++++ DATASET RECORDS

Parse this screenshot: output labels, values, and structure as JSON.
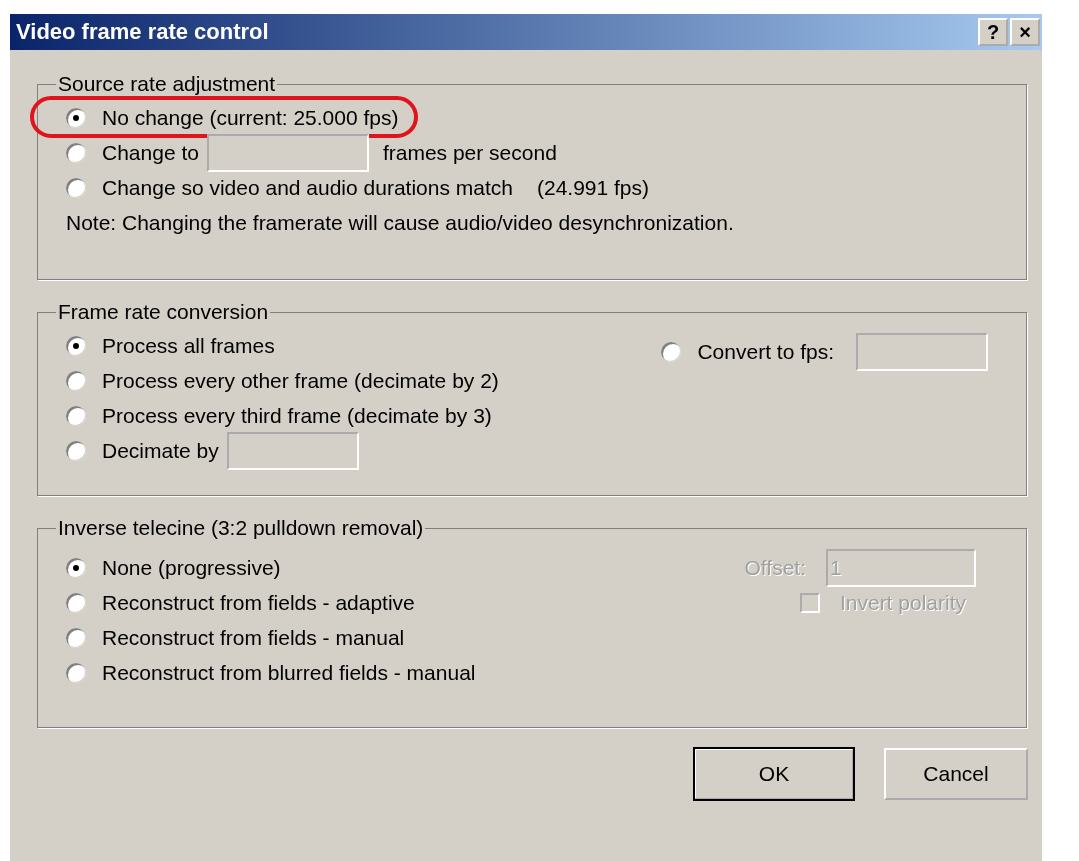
{
  "window": {
    "title": "Video frame rate control",
    "title_buttons": [
      "?",
      "×"
    ]
  },
  "source_rate": {
    "title": "Source rate adjustment",
    "options": [
      {
        "kind": "plain",
        "label": "No change (current: 25.000 fps)",
        "selected": true,
        "circled": true
      },
      {
        "kind": "input",
        "label": "Change to",
        "after": "frames per second",
        "selected": false,
        "circled": false
      },
      {
        "kind": "info",
        "label": "Change so video and audio durations match",
        "after": "(24.991 fps)",
        "selected": false,
        "circled": false
      }
    ],
    "note": "Note: Changing the framerate will cause audio/video desynchronization."
  },
  "frame_rate_conversion": {
    "title": "Frame rate conversion",
    "options": [
      {
        "kind": "plain",
        "label": "Process all frames",
        "selected": true
      },
      {
        "kind": "plain",
        "label": "Process every other frame (decimate by 2)",
        "selected": false
      },
      {
        "kind": "plain",
        "label": "Process every third frame (decimate by 3)",
        "selected": false
      },
      {
        "kind": "input",
        "label": "Decimate by",
        "selected": false
      }
    ],
    "convert": {
      "label": "Convert to fps:",
      "selected": false
    }
  },
  "inverse_telecine": {
    "title": "Inverse telecine (3:2 pulldown removal)",
    "options": [
      {
        "label": "None (progressive)",
        "selected": true
      },
      {
        "label": "Reconstruct from fields - adaptive",
        "selected": false
      },
      {
        "label": "Reconstruct from fields - manual",
        "selected": false
      },
      {
        "label": "Reconstruct from blurred fields - manual",
        "selected": false
      }
    ],
    "offset": {
      "label": "Offset:",
      "value": "1",
      "disabled": true
    },
    "invert_polarity": {
      "label": "Invert polarity",
      "checked": false,
      "disabled": true
    }
  },
  "buttons": [
    {
      "label": "OK",
      "default": true
    },
    {
      "label": "Cancel",
      "default": false
    }
  ]
}
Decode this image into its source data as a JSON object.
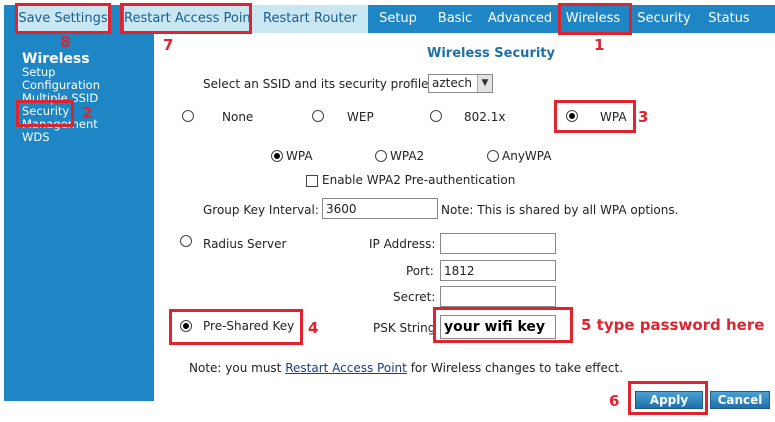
{
  "top_tabs": [
    {
      "label": "Save Settings"
    },
    {
      "label": "Restart Access Point"
    },
    {
      "label": "Restart Router"
    },
    {
      "label": "Setup"
    },
    {
      "label": "Basic"
    },
    {
      "label": "Advanced"
    },
    {
      "label": "Wireless"
    },
    {
      "label": "Security"
    },
    {
      "label": "Status"
    }
  ],
  "sidebar": {
    "title": "Wireless",
    "items": [
      "Setup",
      "Configuration",
      "Multiple SSID",
      "Security",
      "Management",
      "WDS"
    ]
  },
  "main": {
    "title": "Wireless Security",
    "ssid_label": "Select an SSID and its security profile:",
    "ssid_value": "aztech",
    "profiles": [
      "None",
      "WEP",
      "802.1x",
      "WPA"
    ],
    "wpa_modes": [
      "WPA",
      "WPA2",
      "AnyWPA"
    ],
    "preauth_label": "Enable WPA2 Pre-authentication",
    "group_key_label": "Group Key Interval:",
    "group_key_value": "3600",
    "group_key_note": "Note: This is shared by all WPA options.",
    "radius_label": "Radius Server",
    "ip_label": "IP Address:",
    "ip_value": "",
    "port_label": "Port:",
    "port_value": "1812",
    "secret_label": "Secret:",
    "secret_value": "",
    "psk_label": "Pre-Shared Key",
    "psk_string_label": "PSK String",
    "psk_value": "your wifi key",
    "note_prefix": "Note: you must",
    "note_link": "Restart Access Point",
    "note_suffix": "for Wireless changes to take effect.",
    "apply": "Apply",
    "cancel": "Cancel"
  },
  "annotations": {
    "n1": "1",
    "n2": "2",
    "n3": "3",
    "n4": "4",
    "n5": "5 type password here",
    "n6": "6",
    "n7": "7",
    "n8": "8"
  },
  "colors": {
    "accent": "#1f86c5",
    "annotation": "#e0242f",
    "title": "#1f6fa8"
  }
}
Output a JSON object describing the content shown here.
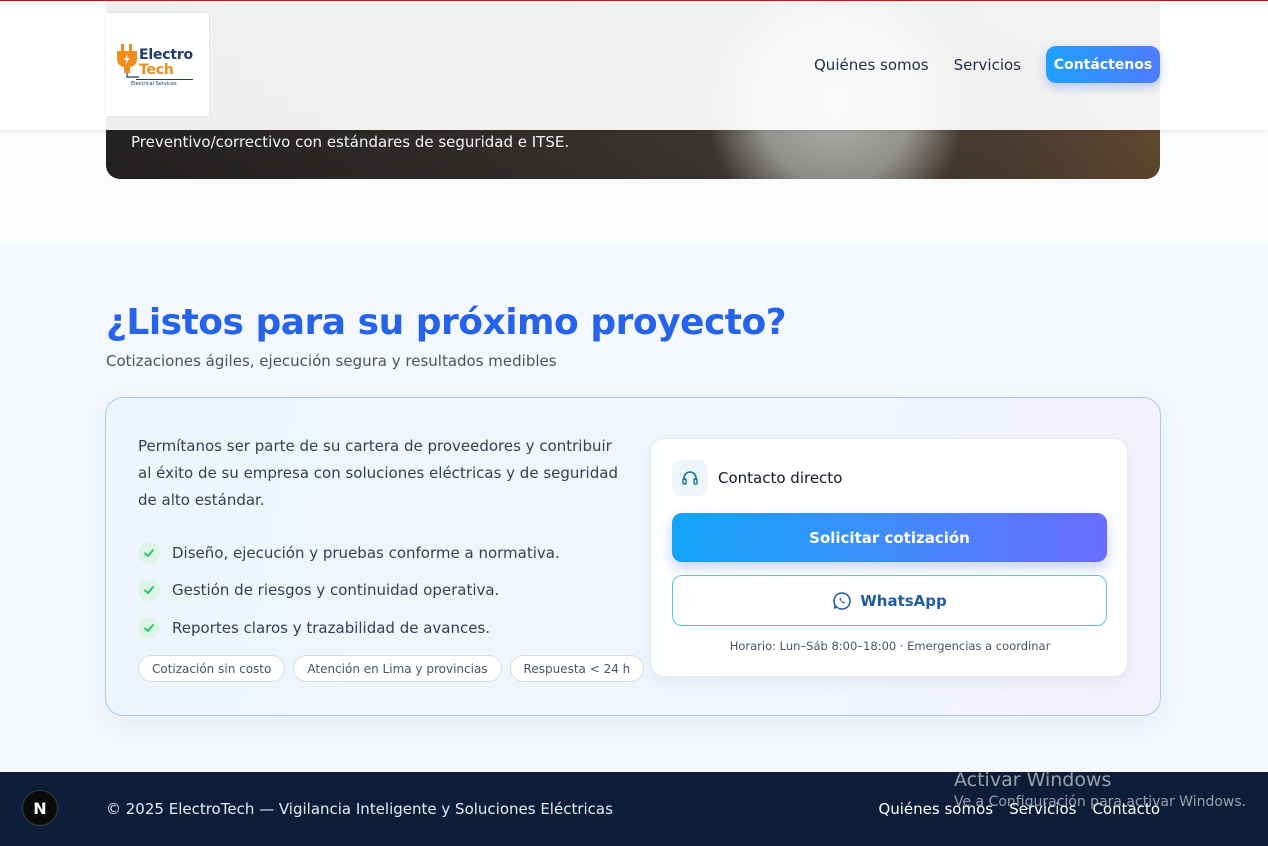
{
  "header": {
    "logo": {
      "line1": "Electro",
      "line2": "Tech",
      "tagline": "Electrical Services"
    },
    "nav": [
      {
        "label": "Quiénes somos"
      },
      {
        "label": "Servicios"
      }
    ],
    "cta_label": "Contáctenos"
  },
  "hero_card": {
    "text": "Preventivo/correctivo con estándares de seguridad e ITSE."
  },
  "section": {
    "title": "¿Listos para su próximo proyecto?",
    "subtitle": "Cotizaciones ágiles, ejecución segura y resultados medibles",
    "intro": "Permítanos ser parte de su cartera de proveedores y contribuir al éxito de su empresa con soluciones eléctricas y de seguridad de alto estándar.",
    "bullets": [
      "Diseño, ejecución y pruebas conforme a normativa.",
      "Gestión de riesgos y continuidad operativa.",
      "Reportes claros y trazabilidad de avances."
    ],
    "chips": [
      "Cotización sin costo",
      "Atención en Lima y provincias",
      "Respuesta < 24 h"
    ],
    "contact": {
      "title": "Contacto directo",
      "quote_label": "Solicitar cotización",
      "whatsapp_label": "WhatsApp",
      "hours": "Horario: Lun–Sáb 8:00–18:00 · Emergencias a coordinar"
    }
  },
  "footer": {
    "copyright": "© 2025 ElectroTech — Vigilancia Inteligente y Soluciones Eléctricas",
    "links": [
      "Quiénes somos",
      "Servicios",
      "Contacto"
    ]
  },
  "overlay": {
    "badge": "N",
    "watermark_title": "Activar Windows",
    "watermark_sub": "Ve a Configuración para activar Windows."
  },
  "colors": {
    "accent": "#2563eb",
    "footer_bg": "#0b1d38",
    "whatsapp_border": "#58c3ef",
    "check_green": "#22c55e"
  }
}
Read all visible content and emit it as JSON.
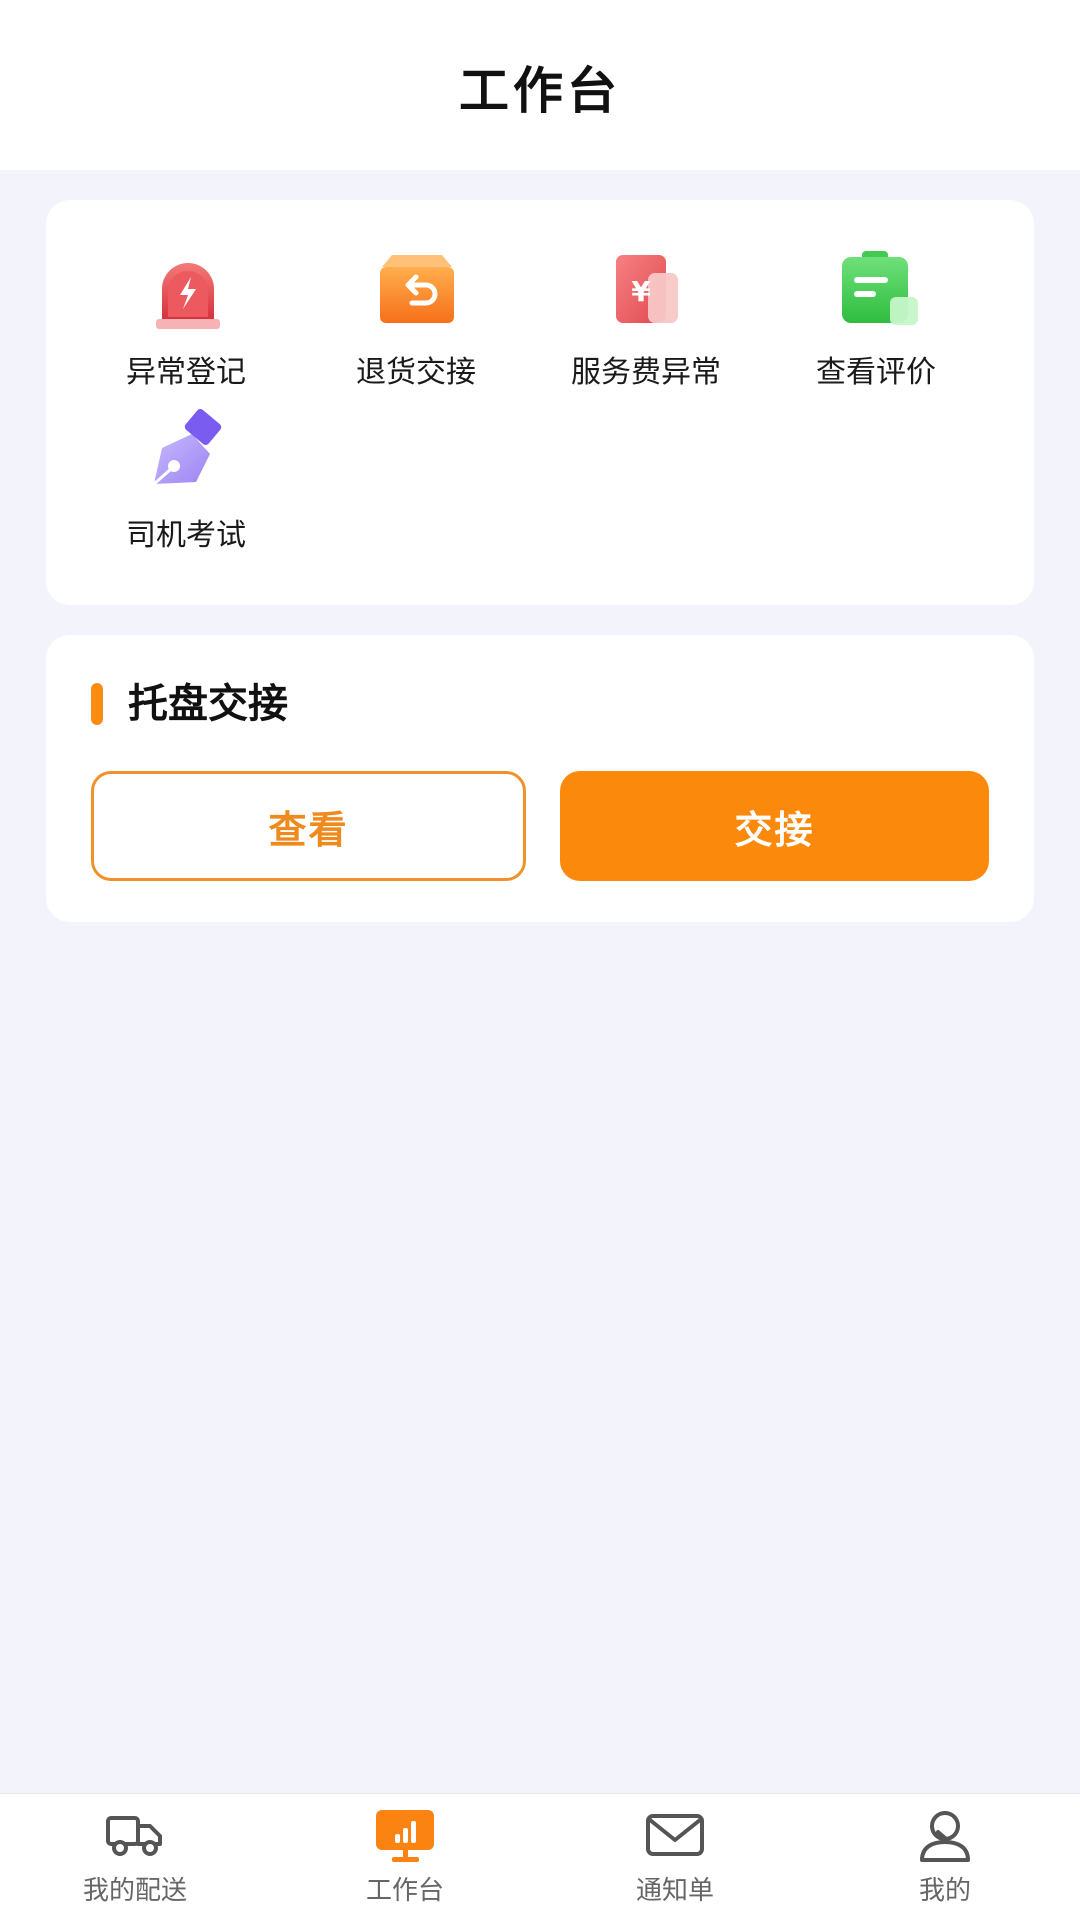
{
  "header": {
    "title": "工作台"
  },
  "tools": [
    {
      "label": "异常登记",
      "icon": "alarm-light-icon"
    },
    {
      "label": "退货交接",
      "icon": "return-box-icon"
    },
    {
      "label": "服务费异常",
      "icon": "yuan-document-icon"
    },
    {
      "label": "查看评价",
      "icon": "clipboard-review-icon"
    },
    {
      "label": "司机考试",
      "icon": "pen-nib-icon"
    }
  ],
  "pallet_handover": {
    "title": "托盘交接",
    "view_label": "查看",
    "handover_label": "交接"
  },
  "tabbar": {
    "items": [
      {
        "label": "我的配送",
        "icon": "truck-icon",
        "active": false
      },
      {
        "label": "工作台",
        "icon": "dashboard-icon",
        "active": true
      },
      {
        "label": "通知单",
        "icon": "mail-icon",
        "active": false
      },
      {
        "label": "我的",
        "icon": "user-icon",
        "active": false
      }
    ]
  },
  "colors": {
    "accent": "#fb890c",
    "background": "#f3f3fc",
    "alarm_red": "#e8474d",
    "return_orange": "#fb7d18",
    "fee_red": "#f25c5c",
    "review_green": "#3ccc4a",
    "exam_purple": "#9d86f5"
  }
}
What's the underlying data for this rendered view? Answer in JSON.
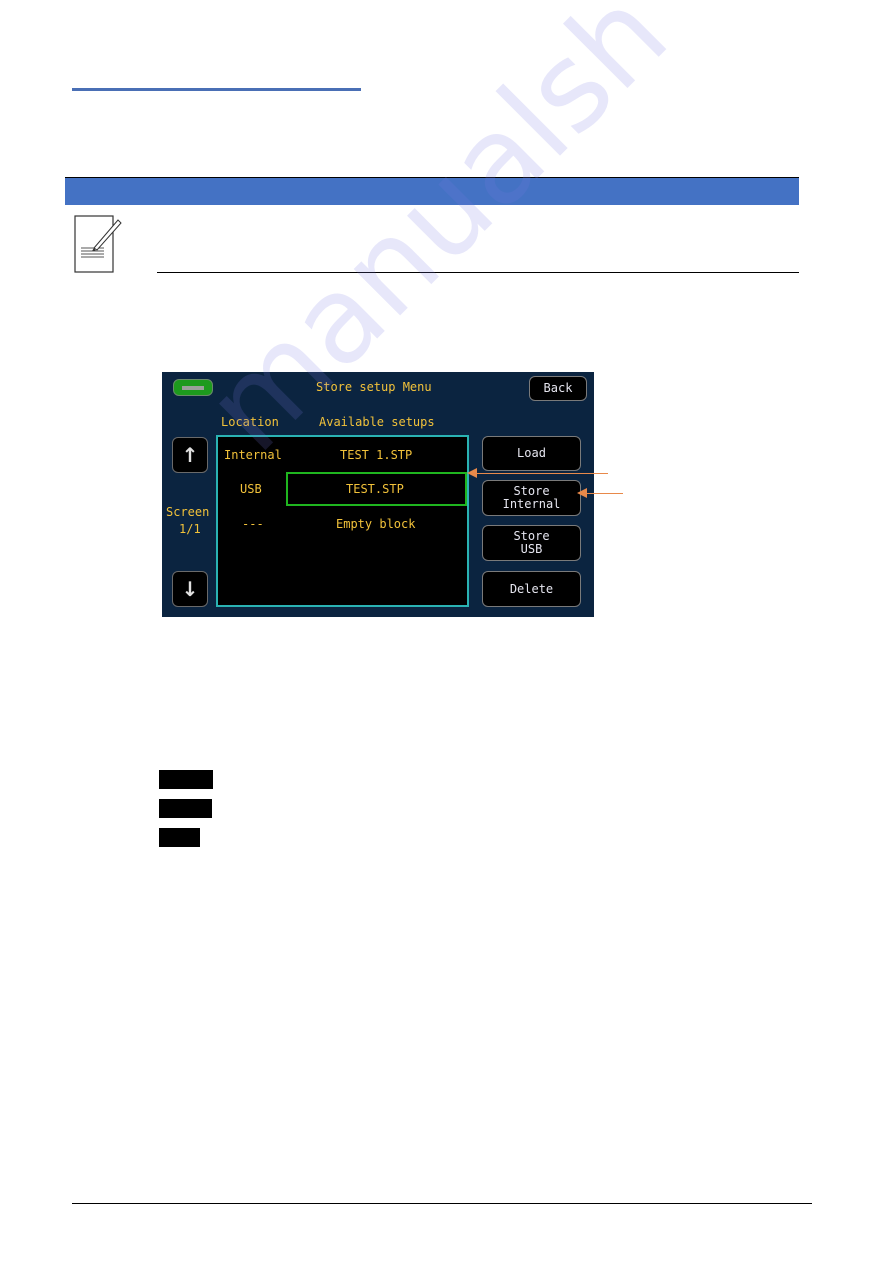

++++++++

# WHAT THE TASK REQUIRES:
Reproduce all of the entries word for word, skipping any pictures they hold.

# TASK ANSWER:
Parse this screenshot: output labels, values, and structure as JSON.
{
  "window": {
    "title": "Video frame rate control",
    "title_buttons": [
      "?",
      "×"
    ]
  },
  "source_rate": {
    "title": "Source rate adjustment",
    "options": [
      {
        "kind": "plain",
        "label": "No change (current: 25.000 fps)",
        "selected": true,
        "circled": true
      },
      {
        "kind": "input",
        "label": "Change to",
        "after": "frames per second",
        "selected": false,
        "circled": false
      },
      {
        "kind": "info",
        "label": "Change so video and audio durations match",
        "after": "(24.991 fps)",
        "selected": false,
        "circled": false
      }
    ],
    "note": "Note: Changing the framerate will cause audio/video desynchronization."
  },
  "frame_rate_conversion": {
    "title": "Frame rate conversion",
    "options": [
      {
        "kind": "plain",
        "label": "Process all frames",
        "selected": true
      },
      {
        "kind": "plain",
        "label": "Process every other frame (decimate by 2)",
        "selected": false
      },
      {
        "kind": "plain",
        "label": "Process every third frame (decimate by 3)",
        "selected": false
      },
      {
        "kind": "input",
        "label": "Decimate by",
        "selected": false
      }
    ],
    "convert": {
      "label": "Convert to fps:",
      "selected": false
    }
  },
  "inverse_telecine": {
    "title": "Inverse telecine (3:2 pulldown removal)",
    "options": [
      {
        "label": "None (progressive)",
        "selected": true
      },
      {
        "label": "Reconstruct from fields - adaptive",
        "selected": false
      },
      {
        "label": "Reconstruct from fields - manual",
        "selected": false
      },
      {
        "label": "Reconstruct from blurred fields - manual",
        "selected": false
      }
    ],
    "offset": {
      "label": "Offset:",
      "value": "1",
      "disabled": true
    },
    "invert_polarity": {
      "label": "Invert polarity",
      "checked": false,
      "disabled": true
    }
  },
  "buttons": [
    {
      "label": "OK",
      "default": true
    },
    {
      "label": "Cancel",
      "default": false
    }
  ]
}
Decode this image into its source data as a JSON object.
{
  "top_tabs": [
    {
      "label": "Save Settings"
    },
    {
      "label": "Restart Access Point"
    },
    {
      "label": "Restart Router"
    },
    {
      "label": "Setup"
    },
    {
      "label": "Basic"
    },
    {
      "label": "Advanced"
    },
    {
      "label": "Wireless"
    },
    {
      "label": "Security"
    },
    {
      "label": "Status"
    }
  ],
  "sidebar": {
    "title": "Wireless",
    "items": [
      "Setup",
      "Configuration",
      "Multiple SSID",
      "Security",
      "Management",
      "WDS"
    ]
  },
  "main": {
    "title": "Wireless Security",
    "ssid_label": "Select an SSID and its security profile:",
    "ssid_value": "aztech",
    "profiles": [
      "None",
      "WEP",
      "802.1x",
      "WPA"
    ],
    "wpa_modes": [
      "WPA",
      "WPA2",
      "AnyWPA"
    ],
    "preauth_label": "Enable WPA2 Pre-authentication",
    "group_key_label": "Group Key Interval:",
    "group_key_value": "3600",
    "group_key_note": "Note: This is shared by all WPA options.",
    "radius_label": "Radius Server",
    "ip_label": "IP Address:",
    "ip_value": "",
    "port_label": "Port:",
    "port_value": "1812",
    "secret_label": "Secret:",
    "secret_value": "",
    "psk_label": "Pre-Shared Key",
    "psk_string_label": "PSK String",
    "psk_value": "your wifi key",
    "note_prefix": "Note: you must",
    "note_link": "Restart Access Point",
    "note_suffix": "for Wireless changes to take effect.",
    "apply": "Apply",
    "cancel": "Cancel"
  },
  "annotations": {
    "n1": "1",
    "n2": "2",
    "n3": "3",
    "n4": "4",
    "n5": "5 type password here",
    "n6": "6",
    "n7": "7",
    "n8": "8"
  },
  "colors": {
    "accent": "#1f86c5",
    "annotation": "#e0242f",
    "title": "#1f6fa8"
  }
}
Output a JSON object describing the content shown here.
{
  "header": {
    "logo": {
      "line1": "Electro",
      "line2": "Tech",
      "tagline": "Electrical Services"
    },
    "nav": [
      {
        "label": "Quiénes somos"
      },
      {
        "label": "Servicios"
      }
    ],
    "cta_label": "Contáctenos"
  },
  "hero_card": {
    "text": "Preventivo/correctivo con estándares de seguridad e ITSE."
  },
  "section": {
    "title": "¿Listos para su próximo proyecto?",
    "subtitle": "Cotizaciones ágiles, ejecución segura y resultados medibles",
    "intro": "Permítanos ser parte de su cartera de proveedores y contribuir al éxito de su empresa con soluciones eléctricas y de seguridad de alto estándar.",
    "bullets": [
      "Diseño, ejecución y pruebas conforme a normativa.",
      "Gestión de riesgos y continuidad operativa.",
      "Reportes claros y trazabilidad de avances."
    ],
    "chips": [
      "Cotización sin costo",
      "Atención en Lima y provincias",
      "Respuesta < 24 h"
    ],
    "contact": {
      "title": "Contacto directo",
      "quote_label": "Solicitar cotización",
      "whatsapp_label": "WhatsApp",
      "hours": "Horario: Lun–Sáb 8:00–18:00 · Emergencias a coordinar"
    }
  },
  "footer": {
    "copyright": "© 2025 ElectroTech — Vigilancia Inteligente y Soluciones Eléctricas",
    "links": [
      "Quiénes somos",
      "Servicios",
      "Contacto"
    ]
  },
  "overlay": {
    "badge": "N",
    "watermark_title": "Activar Windows",
    "watermark_sub": "Ve a Configuración para activar Windows."
  },
  "colors": {
    "accent": "#2563eb",
    "footer_bg": "#0b1d38",
    "whatsapp_border": "#58c3ef",
    "check_green": "#22c55e"
  }
}
Read all visible content and emit it as JSON.
{
  "header": {
    "title": "工作台"
  },
  "tools": [
    {
      "label": "异常登记",
      "icon": "alarm-light-icon"
    },
    {
      "label": "退货交接",
      "icon": "return-box-icon"
    },
    {
      "label": "服务费异常",
      "icon": "yuan-document-icon"
    },
    {
      "label": "查看评价",
      "icon": "clipboard-review-icon"
    },
    {
      "label": "司机考试",
      "icon": "pen-nib-icon"
    }
  ],
  "pallet_handover": {
    "title": "托盘交接",
    "view_label": "查看",
    "handover_label": "交接"
  },
  "tabbar": {
    "items": [
      {
        "label": "我的配送",
        "icon": "truck-icon",
        "active": false
      },
      {
        "label": "工作台",
        "icon": "dashboard-icon",
        "active": true
      },
      {
        "label": "通知单",
        "icon": "mail-icon",
        "active": false
      },
      {
        "label": "我的",
        "icon": "user-icon",
        "active": false
      }
    ]
  },
  "colors": {
    "accent": "#fb890c",
    "background": "#f3f3fc",
    "alarm_red": "#e8474d",
    "return_orange": "#fb7d18",
    "fee_red": "#f25c5c",
    "review_green": "#3ccc4a",
    "exam_purple": "#9d86f5"
  }
}
What's the underlying data for this rendered view? Answer in JSON.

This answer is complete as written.